= REQUIRED TASK =
Only the number is needed: how many lines contain the word "JSON"?

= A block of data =

■ ■ ■ ■ ■

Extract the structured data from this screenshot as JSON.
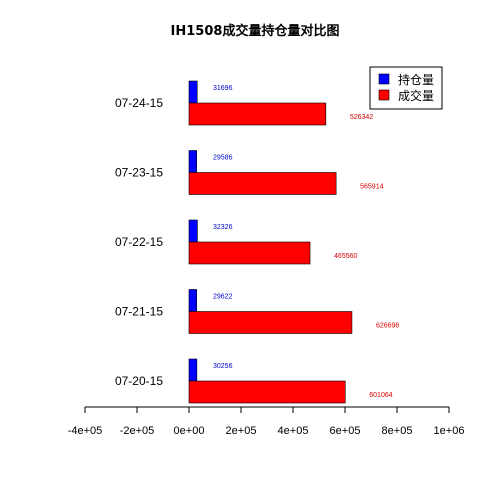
{
  "chart_data": {
    "type": "bar",
    "orientation": "horizontal",
    "title": "IH1508成交量持仓量对比图",
    "categories": [
      "07-20-15",
      "07-21-15",
      "07-22-15",
      "07-23-15",
      "07-24-15"
    ],
    "series": [
      {
        "name": "持仓量",
        "color": "#0000ff",
        "values": [
          30256,
          29622,
          32326,
          29586,
          31696
        ]
      },
      {
        "name": "成交量",
        "color": "#ff0000",
        "values": [
          601064,
          626696,
          465560,
          565914,
          526342
        ]
      }
    ],
    "data_labels": {
      "持仓量": [
        "30256",
        "29622",
        "32326",
        "29586",
        "31696"
      ],
      "成交量": [
        "601064",
        "626696",
        "465560",
        "565914",
        "526342"
      ]
    },
    "xlim": [
      -400000,
      1000000
    ],
    "xticks": [
      -400000,
      -200000,
      0,
      200000,
      400000,
      600000,
      800000,
      1000000
    ],
    "xtick_labels": [
      "-4e+05",
      "-2e+05",
      "0e+00",
      "2e+05",
      "4e+05",
      "6e+05",
      "8e+05",
      "1e+06"
    ],
    "xlabel": "",
    "ylabel": "",
    "grid": false,
    "legend_position": "top-right"
  }
}
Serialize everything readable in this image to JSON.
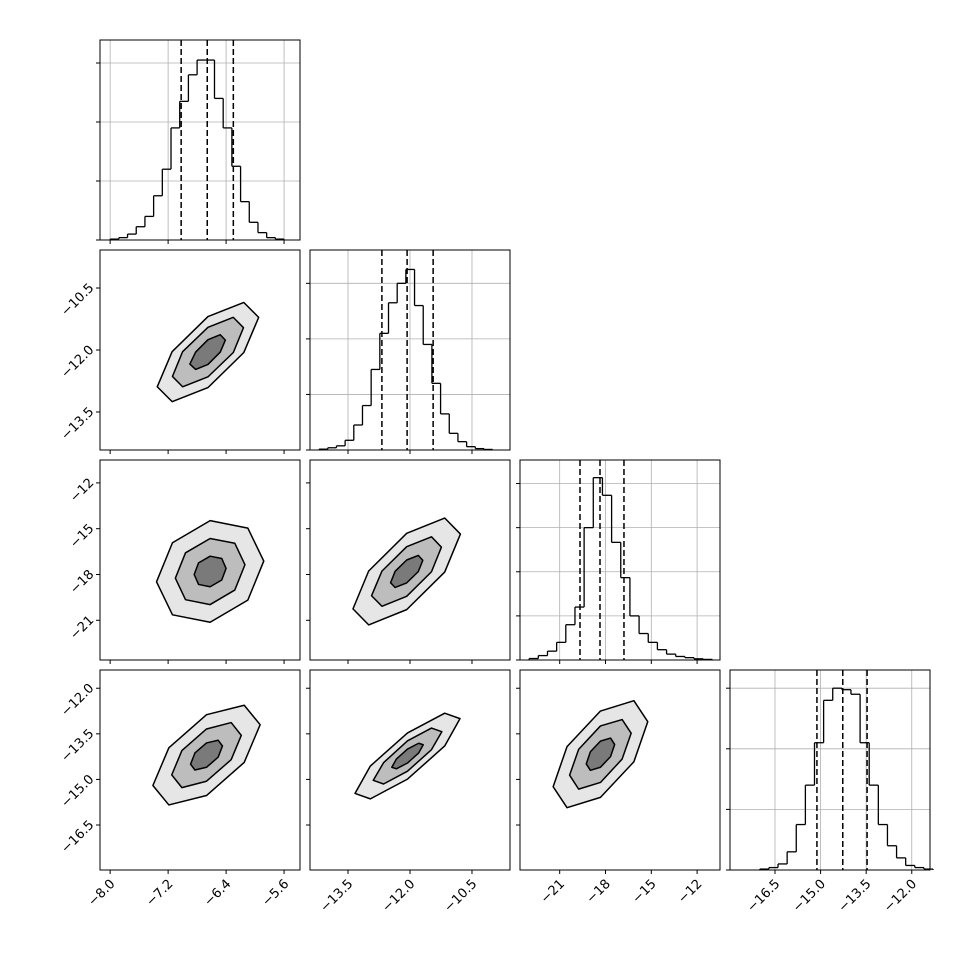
{
  "chart_data": {
    "type": "corner",
    "grid": true,
    "line_color": "#000000",
    "contour_fills": [
      "#e6e6e6",
      "#bdbdbd",
      "#7a7a7a"
    ],
    "axes": [
      {
        "lim": [
          -8.14,
          -5.38
        ],
        "ticks": [
          {
            "value": -8.0,
            "label": "−8.0"
          },
          {
            "value": -7.2,
            "label": "−7.2"
          },
          {
            "value": -6.4,
            "label": "−6.4"
          },
          {
            "value": -5.6,
            "label": "−5.6"
          }
        ]
      },
      {
        "lim": [
          -14.42,
          -9.58
        ],
        "ticks": [
          {
            "value": -13.5,
            "label": "−13.5"
          },
          {
            "value": -12.0,
            "label": "−12.0"
          },
          {
            "value": -10.5,
            "label": "−10.5"
          }
        ]
      },
      {
        "lim": [
          -23.6,
          -10.5
        ],
        "ticks": [
          {
            "value": -21,
            "label": "−21"
          },
          {
            "value": -18,
            "label": "−18"
          },
          {
            "value": -15,
            "label": "−15"
          },
          {
            "value": -12,
            "label": "−12"
          }
        ]
      },
      {
        "lim": [
          -17.98,
          -11.4
        ],
        "ticks": [
          {
            "value": -16.5,
            "label": "−16.5"
          },
          {
            "value": -15.0,
            "label": "−15.0"
          },
          {
            "value": -13.5,
            "label": "−13.5"
          },
          {
            "value": -12.0,
            "label": "−12.0"
          }
        ]
      }
    ],
    "histograms": [
      {
        "bins": [
          -8.0,
          -7.88,
          -7.76,
          -7.64,
          -7.52,
          -7.4,
          -7.28,
          -7.16,
          -7.04,
          -6.92,
          -6.8,
          -6.68,
          -6.56,
          -6.44,
          -6.32,
          -6.2,
          -6.08,
          -5.96,
          -5.84,
          -5.72,
          -5.6
        ],
        "counts": [
          3,
          8,
          20,
          45,
          80,
          150,
          240,
          380,
          470,
          560,
          610,
          610,
          480,
          380,
          250,
          130,
          60,
          25,
          8,
          3
        ],
        "ylim": [
          0,
          678
        ],
        "yticks": [
          0,
          200,
          400,
          600
        ],
        "quantiles": [
          -7.02,
          -6.66,
          -6.3
        ]
      },
      {
        "bins": [
          -14.2,
          -13.99,
          -13.78,
          -13.57,
          -13.36,
          -13.15,
          -12.94,
          -12.73,
          -12.52,
          -12.31,
          -12.1,
          -11.89,
          -11.68,
          -11.47,
          -11.26,
          -11.05,
          -10.84,
          -10.63,
          -10.42,
          -10.21,
          -10.0
        ],
        "counts": [
          3,
          8,
          15,
          35,
          90,
          160,
          290,
          420,
          530,
          600,
          650,
          520,
          380,
          240,
          130,
          60,
          30,
          12,
          5,
          2
        ],
        "ylim": [
          0,
          720
        ],
        "yticks": [
          0,
          200,
          400,
          600
        ],
        "quantiles": [
          -12.68,
          -12.07,
          -11.44
        ]
      },
      {
        "bins": [
          -23,
          -22.4,
          -21.8,
          -21.2,
          -20.6,
          -20,
          -19.4,
          -18.8,
          -18.2,
          -17.6,
          -17,
          -16.4,
          -15.8,
          -15.2,
          -14.6,
          -14,
          -13.4,
          -12.8,
          -12.2,
          -11.6,
          -11
        ],
        "counts": [
          5,
          15,
          30,
          60,
          120,
          180,
          450,
          620,
          560,
          400,
          280,
          150,
          90,
          60,
          35,
          20,
          12,
          8,
          4,
          2
        ],
        "ylim": [
          0,
          680
        ],
        "yticks": [
          0,
          150,
          300,
          450,
          600
        ],
        "quantiles": [
          -19.67,
          -18.36,
          -16.79
        ]
      },
      {
        "bins": [
          -17,
          -16.7,
          -16.4,
          -16.1,
          -15.8,
          -15.5,
          -15.2,
          -14.9,
          -14.6,
          -14.3,
          -14,
          -13.7,
          -13.4,
          -13.1,
          -12.8,
          -12.5,
          -12.2,
          -11.9,
          -11.6,
          -11.3
        ],
        "counts": [
          3,
          8,
          20,
          60,
          150,
          280,
          420,
          560,
          600,
          595,
          580,
          420,
          280,
          150,
          80,
          40,
          15,
          8,
          3
        ],
        "ylim": [
          0,
          660
        ],
        "yticks": [
          0,
          200,
          400,
          600
        ],
        "quantiles": [
          -15.12,
          -14.27,
          -13.47
        ]
      }
    ],
    "pairs": [
      {
        "contours": [
          {
            "x": [
              -5.95,
              -6.155,
              -6.65,
              -7.145,
              -7.35,
              -7.145,
              -6.65,
              -6.155
            ],
            "y": [
              -11.21,
              -10.85,
              -11.19,
              -12.04,
              -12.89,
              -13.25,
              -12.91,
              -12.06
            ]
          },
          {
            "x": [
              -6.16,
              -6.3,
              -6.65,
              -7.0,
              -7.14,
              -7.0,
              -6.65,
              -6.3
            ],
            "y": [
              -11.46,
              -11.21,
              -11.45,
              -12.04,
              -12.64,
              -12.89,
              -12.65,
              -12.06
            ]
          },
          {
            "x": [
              -6.41,
              -6.48,
              -6.65,
              -6.82,
              -6.9,
              -6.82,
              -6.65,
              -6.48
            ],
            "y": [
              -11.76,
              -11.63,
              -11.75,
              -12.05,
              -12.34,
              -12.47,
              -12.35,
              -12.05
            ]
          }
        ]
      },
      {
        "contours": [
          {
            "x": [
              -5.88,
              -6.1,
              -6.62,
              -7.14,
              -7.36,
              -7.14,
              -6.62,
              -6.1
            ],
            "y": [
              -17.12,
              -14.96,
              -14.47,
              -15.92,
              -18.48,
              -20.64,
              -21.13,
              -19.68
            ]
          },
          {
            "x": [
              -6.14,
              -6.28,
              -6.62,
              -6.96,
              -7.1,
              -6.96,
              -6.62,
              -6.28
            ],
            "y": [
              -17.36,
              -15.95,
              -15.64,
              -16.58,
              -18.24,
              -19.65,
              -19.97,
              -19.02
            ]
          },
          {
            "x": [
              -6.4,
              -6.46,
              -6.62,
              -6.78,
              -6.84,
              -6.78,
              -6.62,
              -6.46
            ],
            "y": [
              -17.6,
              -16.95,
              -16.8,
              -17.24,
              -18.0,
              -18.65,
              -18.8,
              -18.36
            ]
          }
        ]
      },
      {
        "contours": [
          {
            "x": [
              -10.78,
              -11.16,
              -12.08,
              -13.0,
              -13.38,
              -13.0,
              -12.08,
              -11.16
            ],
            "y": [
              -15.35,
              -14.3,
              -15.3,
              -17.77,
              -20.25,
              -21.3,
              -20.3,
              -17.84
            ]
          },
          {
            "x": [
              -11.24,
              -11.48,
              -12.08,
              -12.68,
              -12.93,
              -12.68,
              -12.08,
              -11.48
            ],
            "y": [
              -16.21,
              -15.53,
              -16.18,
              -17.78,
              -19.39,
              -20.08,
              -19.43,
              -17.82
            ]
          },
          {
            "x": [
              -11.69,
              -11.8,
              -12.08,
              -12.36,
              -12.47,
              -12.36,
              -12.08,
              -11.8
            ],
            "y": [
              -17.07,
              -16.75,
              -17.05,
              -17.79,
              -18.54,
              -18.85,
              -18.55,
              -17.81
            ]
          }
        ]
      },
      {
        "contours": [
          {
            "x": [
              -5.93,
              -6.15,
              -6.67,
              -7.19,
              -7.41,
              -7.19,
              -6.67,
              -6.15
            ],
            "y": [
              -13.2,
              -12.56,
              -12.87,
              -13.96,
              -15.2,
              -15.84,
              -15.53,
              -14.44
            ]
          },
          {
            "x": [
              -6.19,
              -6.33,
              -6.67,
              -7.01,
              -7.15,
              -7.01,
              -6.67,
              -6.33
            ],
            "y": [
              -13.55,
              -13.13,
              -13.34,
              -14.05,
              -14.85,
              -15.27,
              -15.06,
              -14.35
            ]
          },
          {
            "x": [
              -6.45,
              -6.51,
              -6.67,
              -6.83,
              -6.89,
              -6.83,
              -6.67,
              -6.51
            ],
            "y": [
              -13.9,
              -13.71,
              -13.8,
              -14.13,
              -14.5,
              -14.69,
              -14.6,
              -14.27
            ]
          }
        ]
      },
      {
        "contours": [
          {
            "x": [
              -10.79,
              -11.16,
              -12.06,
              -12.96,
              -13.33,
              -12.96,
              -12.06,
              -11.16
            ],
            "y": [
              -13.0,
              -12.82,
              -13.47,
              -14.56,
              -15.46,
              -15.64,
              -14.99,
              -13.9
            ]
          },
          {
            "x": [
              -11.23,
              -11.48,
              -12.06,
              -12.64,
              -12.89,
              -12.64,
              -12.06,
              -11.48
            ],
            "y": [
              -13.43,
              -13.31,
              -13.73,
              -14.45,
              -15.03,
              -15.15,
              -14.73,
              -14.02
            ]
          },
          {
            "x": [
              -11.68,
              -11.79,
              -12.06,
              -12.33,
              -12.44,
              -12.33,
              -12.06,
              -11.79
            ],
            "y": [
              -13.86,
              -13.81,
              -14.0,
              -14.33,
              -14.6,
              -14.65,
              -14.46,
              -14.13
            ]
          }
        ]
      },
      {
        "contours": [
          {
            "x": [
              -15.23,
              -16.14,
              -18.33,
              -20.52,
              -21.43,
              -20.52,
              -18.33,
              -16.14
            ],
            "y": [
              -13.1,
              -12.41,
              -12.75,
              -13.92,
              -15.24,
              -15.93,
              -15.59,
              -14.42
            ]
          },
          {
            "x": [
              -16.32,
              -16.91,
              -18.33,
              -19.76,
              -20.35,
              -19.76,
              -18.33,
              -16.91
            ],
            "y": [
              -13.48,
              -13.03,
              -13.24,
              -14.01,
              -14.86,
              -15.32,
              -15.1,
              -14.33
            ]
          },
          {
            "x": [
              -17.4,
              -17.67,
              -18.33,
              -18.99,
              -19.26,
              -18.99,
              -18.33,
              -17.67
            ],
            "y": [
              -13.85,
              -13.64,
              -13.74,
              -14.09,
              -14.49,
              -14.7,
              -14.6,
              -14.25
            ]
          }
        ]
      }
    ]
  }
}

■ ■ ■ ■ ■

= RESULT OF THIS TASK =
2